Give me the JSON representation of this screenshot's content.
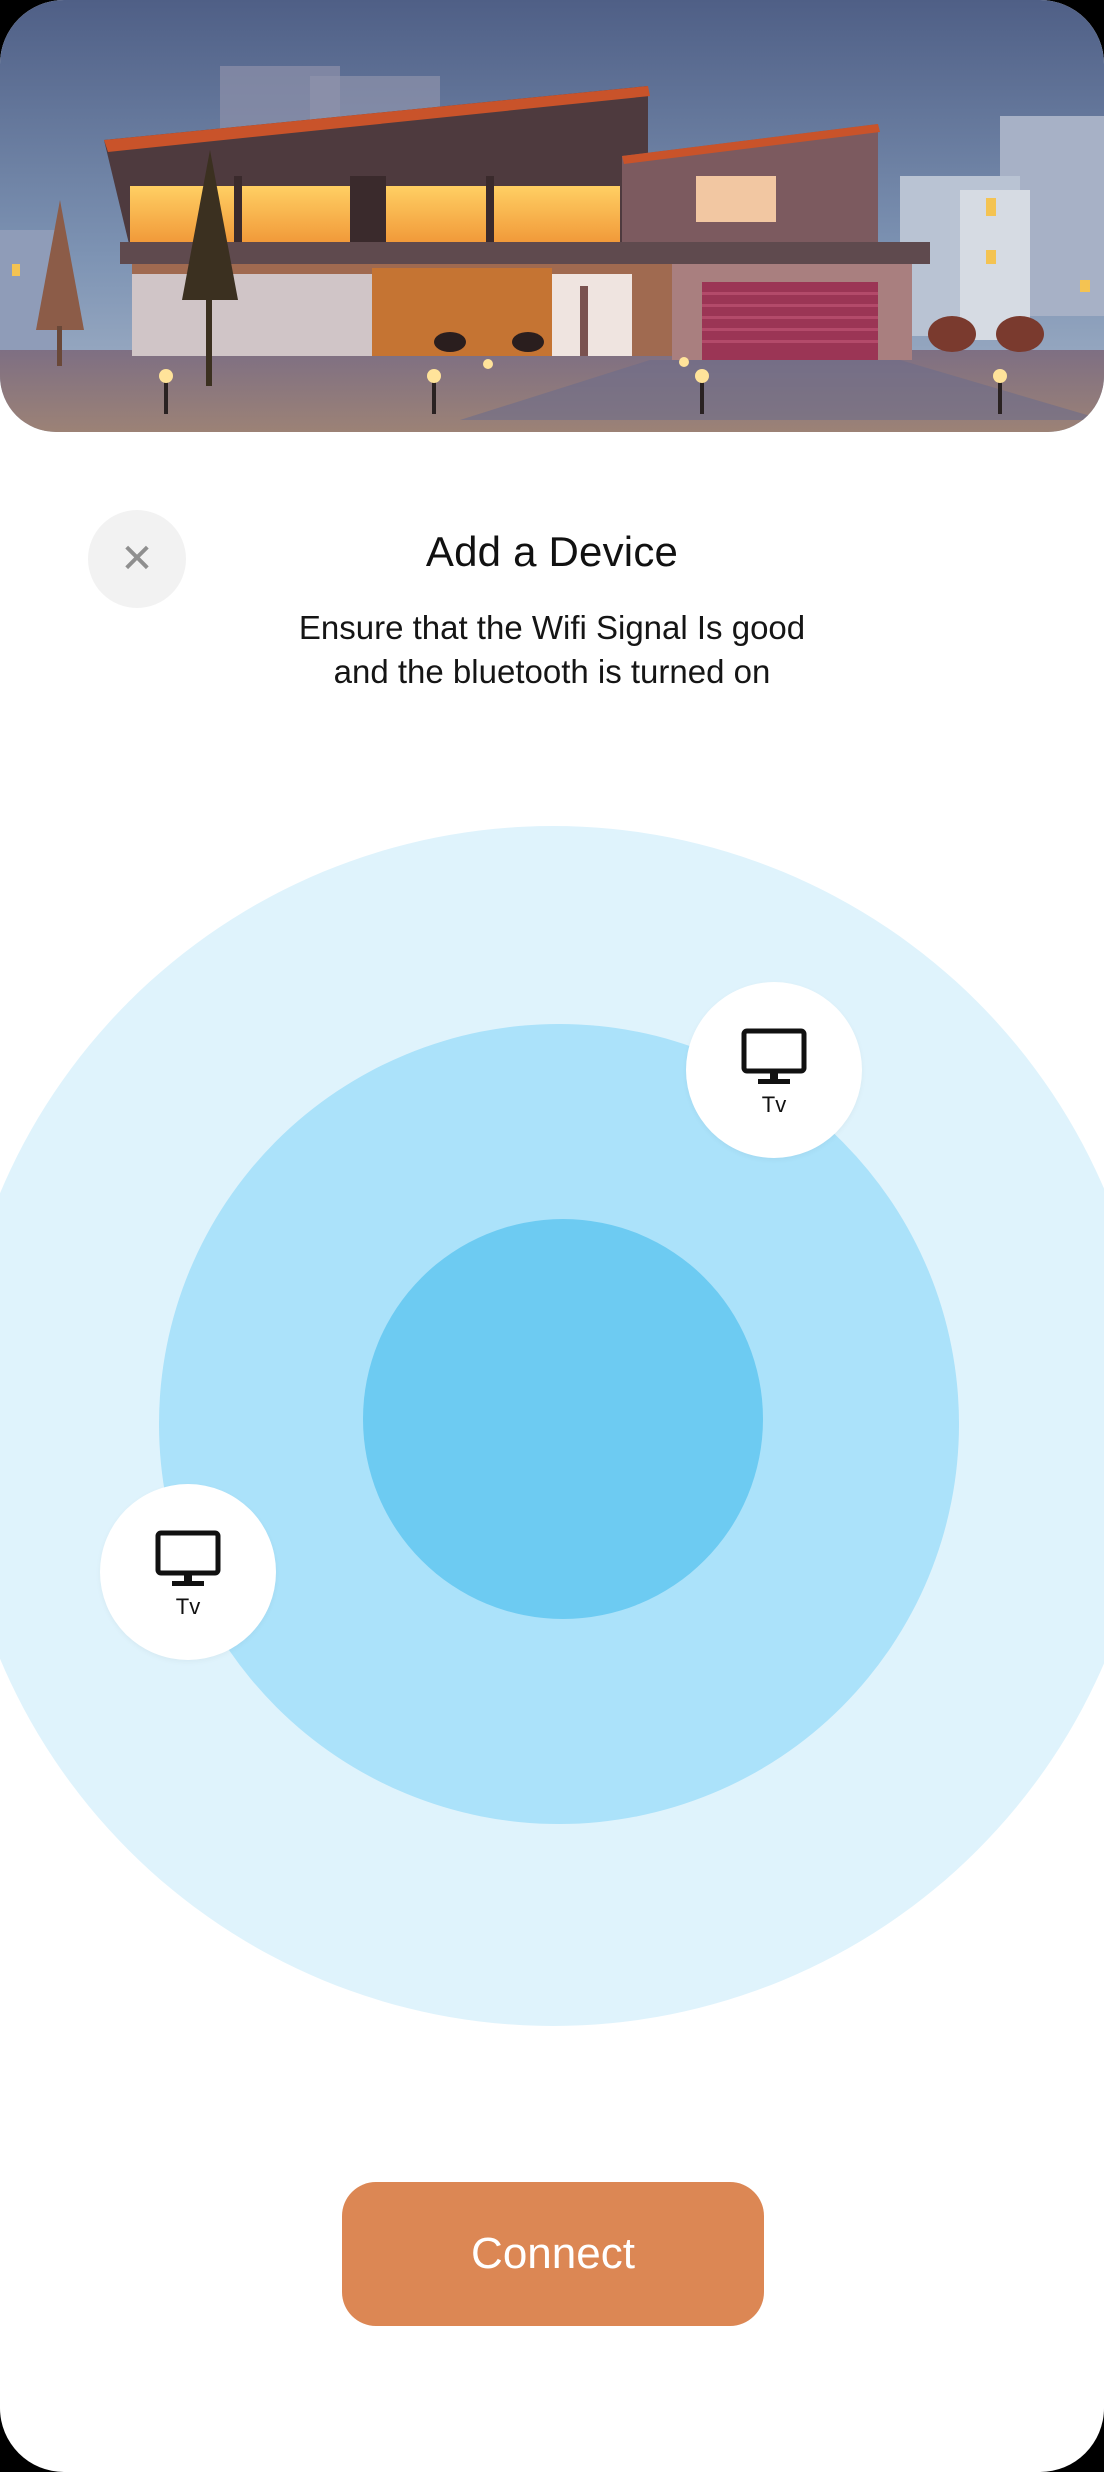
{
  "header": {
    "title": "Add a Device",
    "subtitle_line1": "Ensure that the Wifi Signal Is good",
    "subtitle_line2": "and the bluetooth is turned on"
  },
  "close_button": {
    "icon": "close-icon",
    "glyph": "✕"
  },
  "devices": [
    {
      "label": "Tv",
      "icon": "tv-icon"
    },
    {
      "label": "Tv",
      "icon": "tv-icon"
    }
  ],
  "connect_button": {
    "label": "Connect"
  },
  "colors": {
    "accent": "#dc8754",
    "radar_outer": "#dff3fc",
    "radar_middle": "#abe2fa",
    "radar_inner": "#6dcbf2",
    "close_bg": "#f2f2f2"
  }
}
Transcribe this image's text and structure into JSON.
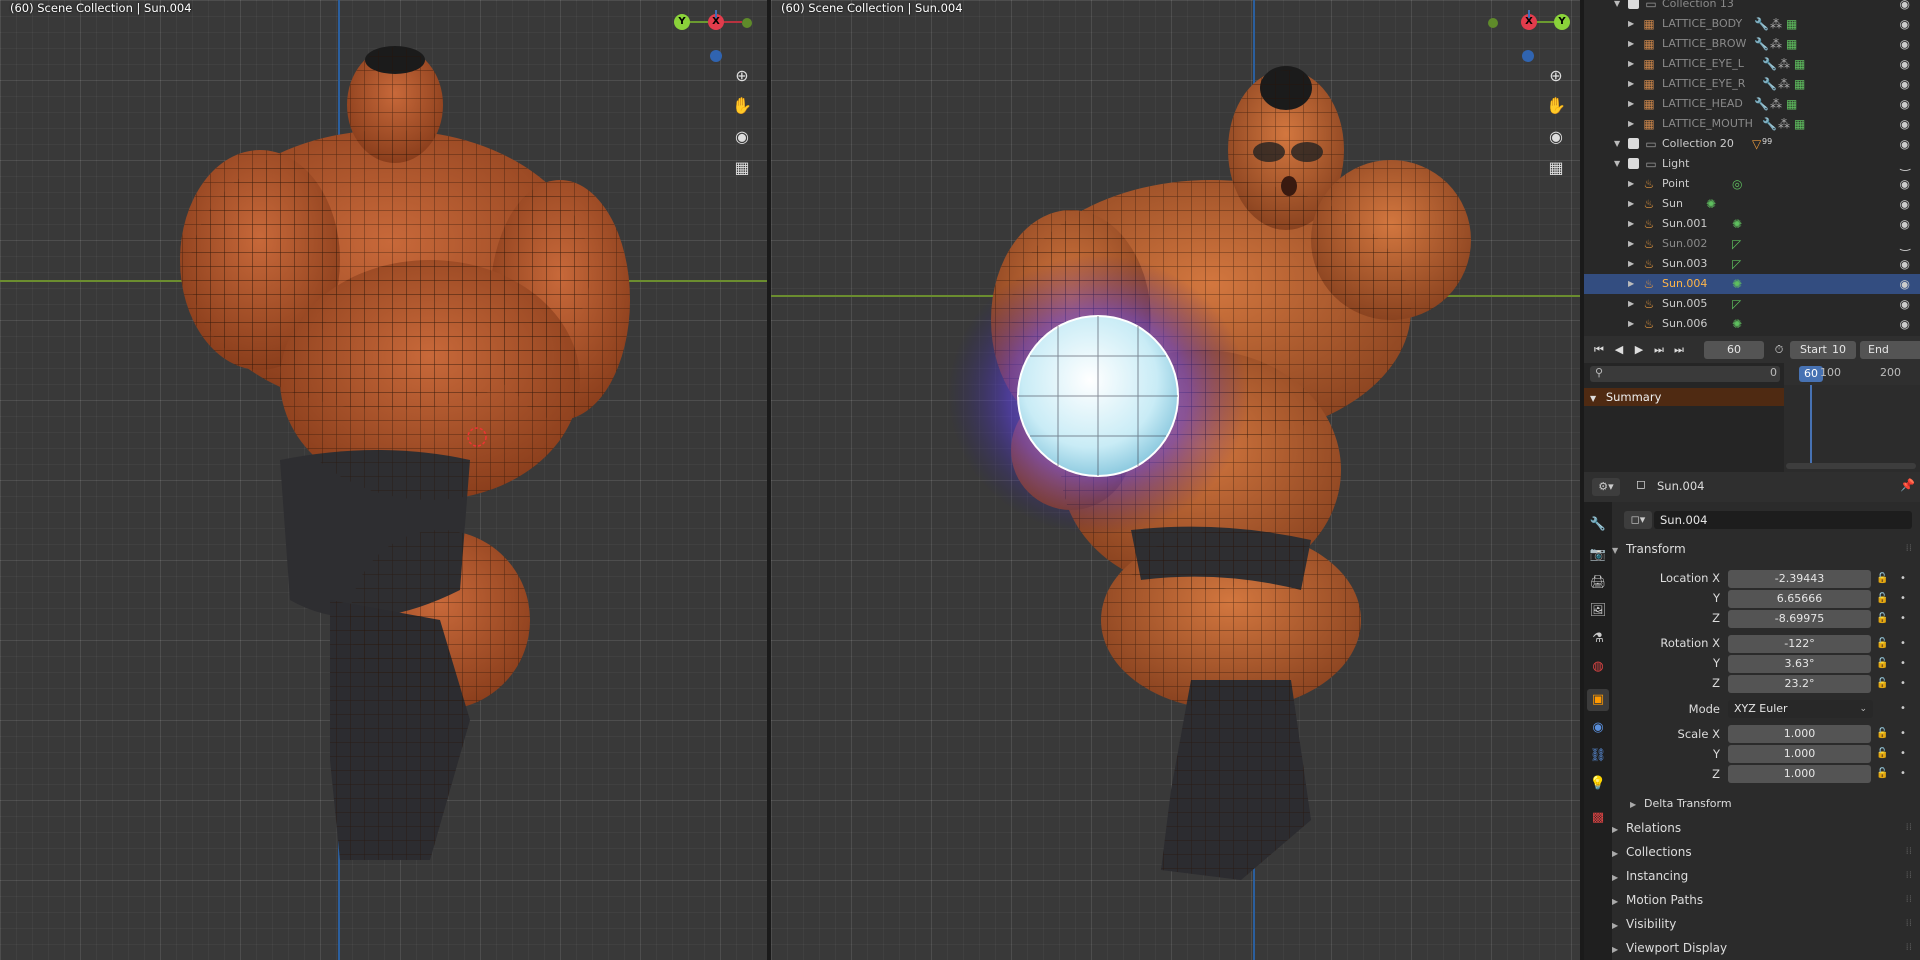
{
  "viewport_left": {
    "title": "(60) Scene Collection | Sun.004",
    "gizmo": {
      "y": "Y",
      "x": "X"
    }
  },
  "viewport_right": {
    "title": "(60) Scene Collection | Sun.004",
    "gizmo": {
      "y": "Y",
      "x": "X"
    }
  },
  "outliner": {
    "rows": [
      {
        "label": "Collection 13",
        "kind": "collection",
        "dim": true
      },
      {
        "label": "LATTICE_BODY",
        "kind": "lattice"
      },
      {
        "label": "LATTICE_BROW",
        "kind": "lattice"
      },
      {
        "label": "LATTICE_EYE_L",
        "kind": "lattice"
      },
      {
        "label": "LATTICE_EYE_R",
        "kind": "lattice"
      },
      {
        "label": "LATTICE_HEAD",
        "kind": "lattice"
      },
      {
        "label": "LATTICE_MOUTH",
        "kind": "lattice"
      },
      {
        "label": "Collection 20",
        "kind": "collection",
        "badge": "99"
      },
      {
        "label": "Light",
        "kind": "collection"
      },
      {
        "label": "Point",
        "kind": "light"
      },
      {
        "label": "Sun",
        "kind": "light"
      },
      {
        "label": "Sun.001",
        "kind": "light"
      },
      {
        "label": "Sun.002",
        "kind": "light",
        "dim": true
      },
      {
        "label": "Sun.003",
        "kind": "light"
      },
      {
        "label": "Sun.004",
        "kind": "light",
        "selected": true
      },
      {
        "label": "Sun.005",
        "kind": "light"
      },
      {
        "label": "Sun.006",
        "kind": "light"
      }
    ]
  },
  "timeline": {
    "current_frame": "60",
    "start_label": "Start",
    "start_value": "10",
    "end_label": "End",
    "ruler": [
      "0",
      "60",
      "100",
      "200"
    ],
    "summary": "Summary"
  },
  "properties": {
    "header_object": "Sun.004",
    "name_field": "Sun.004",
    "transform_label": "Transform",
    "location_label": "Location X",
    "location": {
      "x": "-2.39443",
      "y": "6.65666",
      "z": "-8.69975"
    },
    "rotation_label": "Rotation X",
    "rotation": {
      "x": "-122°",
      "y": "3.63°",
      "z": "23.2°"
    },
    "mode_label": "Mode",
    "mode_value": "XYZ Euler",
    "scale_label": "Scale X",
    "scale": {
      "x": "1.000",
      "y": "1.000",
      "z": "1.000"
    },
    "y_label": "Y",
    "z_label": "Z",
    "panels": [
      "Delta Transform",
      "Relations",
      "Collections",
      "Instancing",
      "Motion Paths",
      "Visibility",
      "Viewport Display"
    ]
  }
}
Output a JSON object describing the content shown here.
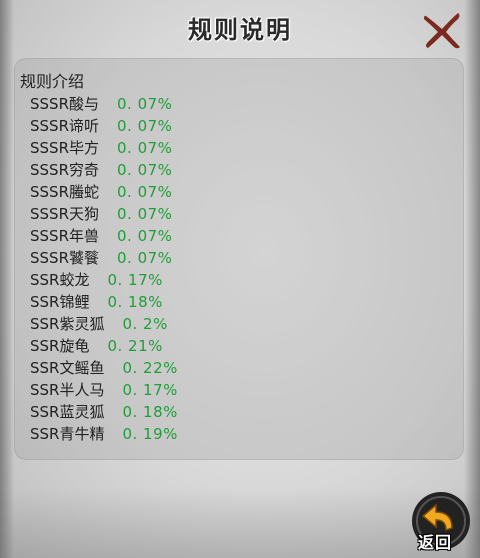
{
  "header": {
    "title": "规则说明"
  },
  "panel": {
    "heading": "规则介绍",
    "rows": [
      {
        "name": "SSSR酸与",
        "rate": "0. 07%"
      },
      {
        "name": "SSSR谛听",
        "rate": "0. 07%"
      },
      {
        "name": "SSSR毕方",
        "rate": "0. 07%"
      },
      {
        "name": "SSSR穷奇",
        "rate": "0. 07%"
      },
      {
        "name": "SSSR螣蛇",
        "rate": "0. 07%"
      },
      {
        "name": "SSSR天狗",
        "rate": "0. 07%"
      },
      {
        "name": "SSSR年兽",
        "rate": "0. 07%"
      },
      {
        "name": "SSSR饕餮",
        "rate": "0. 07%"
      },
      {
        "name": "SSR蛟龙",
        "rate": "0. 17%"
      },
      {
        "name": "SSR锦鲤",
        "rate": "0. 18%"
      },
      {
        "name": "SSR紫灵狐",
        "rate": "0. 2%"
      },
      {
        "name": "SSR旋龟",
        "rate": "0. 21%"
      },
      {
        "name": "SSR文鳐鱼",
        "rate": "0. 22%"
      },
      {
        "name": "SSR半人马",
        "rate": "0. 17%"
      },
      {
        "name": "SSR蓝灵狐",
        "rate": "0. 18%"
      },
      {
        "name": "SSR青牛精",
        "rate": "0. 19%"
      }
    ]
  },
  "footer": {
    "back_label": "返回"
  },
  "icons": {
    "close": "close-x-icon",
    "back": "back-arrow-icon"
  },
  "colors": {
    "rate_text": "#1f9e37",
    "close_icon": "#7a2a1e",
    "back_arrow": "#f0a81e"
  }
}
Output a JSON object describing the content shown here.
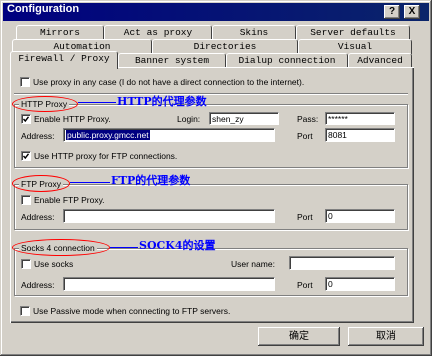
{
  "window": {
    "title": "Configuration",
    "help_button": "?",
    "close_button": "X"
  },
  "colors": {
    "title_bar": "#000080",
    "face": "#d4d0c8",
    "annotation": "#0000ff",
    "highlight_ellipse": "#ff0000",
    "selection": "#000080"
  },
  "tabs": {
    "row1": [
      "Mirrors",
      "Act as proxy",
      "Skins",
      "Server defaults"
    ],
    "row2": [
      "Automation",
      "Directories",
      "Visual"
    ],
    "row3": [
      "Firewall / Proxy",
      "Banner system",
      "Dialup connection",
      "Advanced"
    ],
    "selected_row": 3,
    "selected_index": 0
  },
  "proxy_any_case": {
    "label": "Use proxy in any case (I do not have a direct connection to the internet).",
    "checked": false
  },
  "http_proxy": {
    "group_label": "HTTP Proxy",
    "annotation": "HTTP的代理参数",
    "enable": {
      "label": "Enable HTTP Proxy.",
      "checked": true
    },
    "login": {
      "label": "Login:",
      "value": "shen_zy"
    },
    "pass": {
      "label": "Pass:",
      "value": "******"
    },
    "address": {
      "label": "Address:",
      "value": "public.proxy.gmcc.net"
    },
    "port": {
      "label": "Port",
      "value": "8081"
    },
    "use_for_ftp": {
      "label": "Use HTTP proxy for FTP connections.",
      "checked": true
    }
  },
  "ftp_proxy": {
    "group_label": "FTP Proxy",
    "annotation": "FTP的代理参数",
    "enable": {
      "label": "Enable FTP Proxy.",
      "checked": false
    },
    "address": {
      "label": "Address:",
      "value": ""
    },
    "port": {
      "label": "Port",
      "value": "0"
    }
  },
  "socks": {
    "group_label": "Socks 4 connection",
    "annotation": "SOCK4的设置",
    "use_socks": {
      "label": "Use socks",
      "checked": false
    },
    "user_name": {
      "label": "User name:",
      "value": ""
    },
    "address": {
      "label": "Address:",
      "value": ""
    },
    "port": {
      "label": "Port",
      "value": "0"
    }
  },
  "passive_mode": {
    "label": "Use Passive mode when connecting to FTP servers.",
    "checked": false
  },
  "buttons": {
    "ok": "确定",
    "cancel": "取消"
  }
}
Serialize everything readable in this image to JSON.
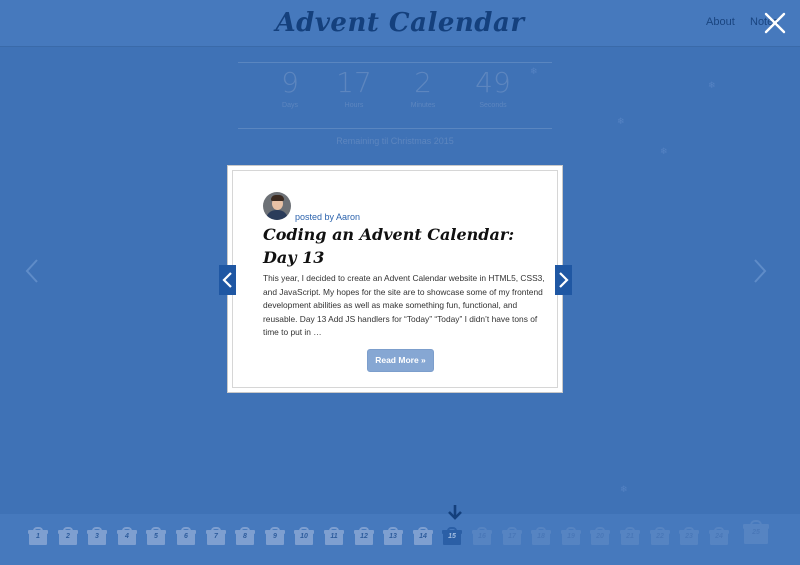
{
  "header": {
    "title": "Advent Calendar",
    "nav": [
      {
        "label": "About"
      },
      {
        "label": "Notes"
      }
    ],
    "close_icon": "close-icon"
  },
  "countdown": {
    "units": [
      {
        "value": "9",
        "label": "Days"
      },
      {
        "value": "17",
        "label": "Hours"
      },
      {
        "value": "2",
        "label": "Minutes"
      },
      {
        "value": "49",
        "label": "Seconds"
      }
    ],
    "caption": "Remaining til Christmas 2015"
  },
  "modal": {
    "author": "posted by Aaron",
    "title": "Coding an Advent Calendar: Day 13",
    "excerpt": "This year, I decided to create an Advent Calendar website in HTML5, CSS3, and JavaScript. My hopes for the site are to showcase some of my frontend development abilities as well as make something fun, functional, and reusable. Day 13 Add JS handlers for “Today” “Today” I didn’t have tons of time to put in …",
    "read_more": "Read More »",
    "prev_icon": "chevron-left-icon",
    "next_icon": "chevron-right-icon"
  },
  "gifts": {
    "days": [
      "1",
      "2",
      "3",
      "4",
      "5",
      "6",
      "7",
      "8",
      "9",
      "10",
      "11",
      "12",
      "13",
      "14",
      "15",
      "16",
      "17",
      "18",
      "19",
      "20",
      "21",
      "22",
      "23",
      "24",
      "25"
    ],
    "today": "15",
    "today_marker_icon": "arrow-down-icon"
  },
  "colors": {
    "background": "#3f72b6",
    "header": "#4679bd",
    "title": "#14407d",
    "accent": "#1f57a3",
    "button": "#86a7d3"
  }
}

Exercise instructions
Starting at the line that contains "Serialize everything readable", retype each line through the final one in the listing, with both ends kept and the pictures omitted.

Worked solution
Serialize everything readable in this image to JSON.
{
  "header": {
    "title": "Advent Calendar",
    "nav": [
      {
        "label": "About"
      },
      {
        "label": "Notes"
      }
    ],
    "close_icon": "close-icon"
  },
  "countdown": {
    "units": [
      {
        "value": "9",
        "label": "Days"
      },
      {
        "value": "17",
        "label": "Hours"
      },
      {
        "value": "2",
        "label": "Minutes"
      },
      {
        "value": "49",
        "label": "Seconds"
      }
    ],
    "caption": "Remaining til Christmas 2015"
  },
  "modal": {
    "author": "posted by Aaron",
    "title": "Coding an Advent Calendar: Day 13",
    "excerpt": "This year, I decided to create an Advent Calendar website in HTML5, CSS3, and JavaScript. My hopes for the site are to showcase some of my frontend development abilities as well as make something fun, functional, and reusable. Day 13 Add JS handlers for “Today” “Today” I didn’t have tons of time to put in …",
    "read_more": "Read More »",
    "prev_icon": "chevron-left-icon",
    "next_icon": "chevron-right-icon"
  },
  "gifts": {
    "days": [
      "1",
      "2",
      "3",
      "4",
      "5",
      "6",
      "7",
      "8",
      "9",
      "10",
      "11",
      "12",
      "13",
      "14",
      "15",
      "16",
      "17",
      "18",
      "19",
      "20",
      "21",
      "22",
      "23",
      "24",
      "25"
    ],
    "today": "15",
    "today_marker_icon": "arrow-down-icon"
  },
  "colors": {
    "background": "#3f72b6",
    "header": "#4679bd",
    "title": "#14407d",
    "accent": "#1f57a3",
    "button": "#86a7d3"
  }
}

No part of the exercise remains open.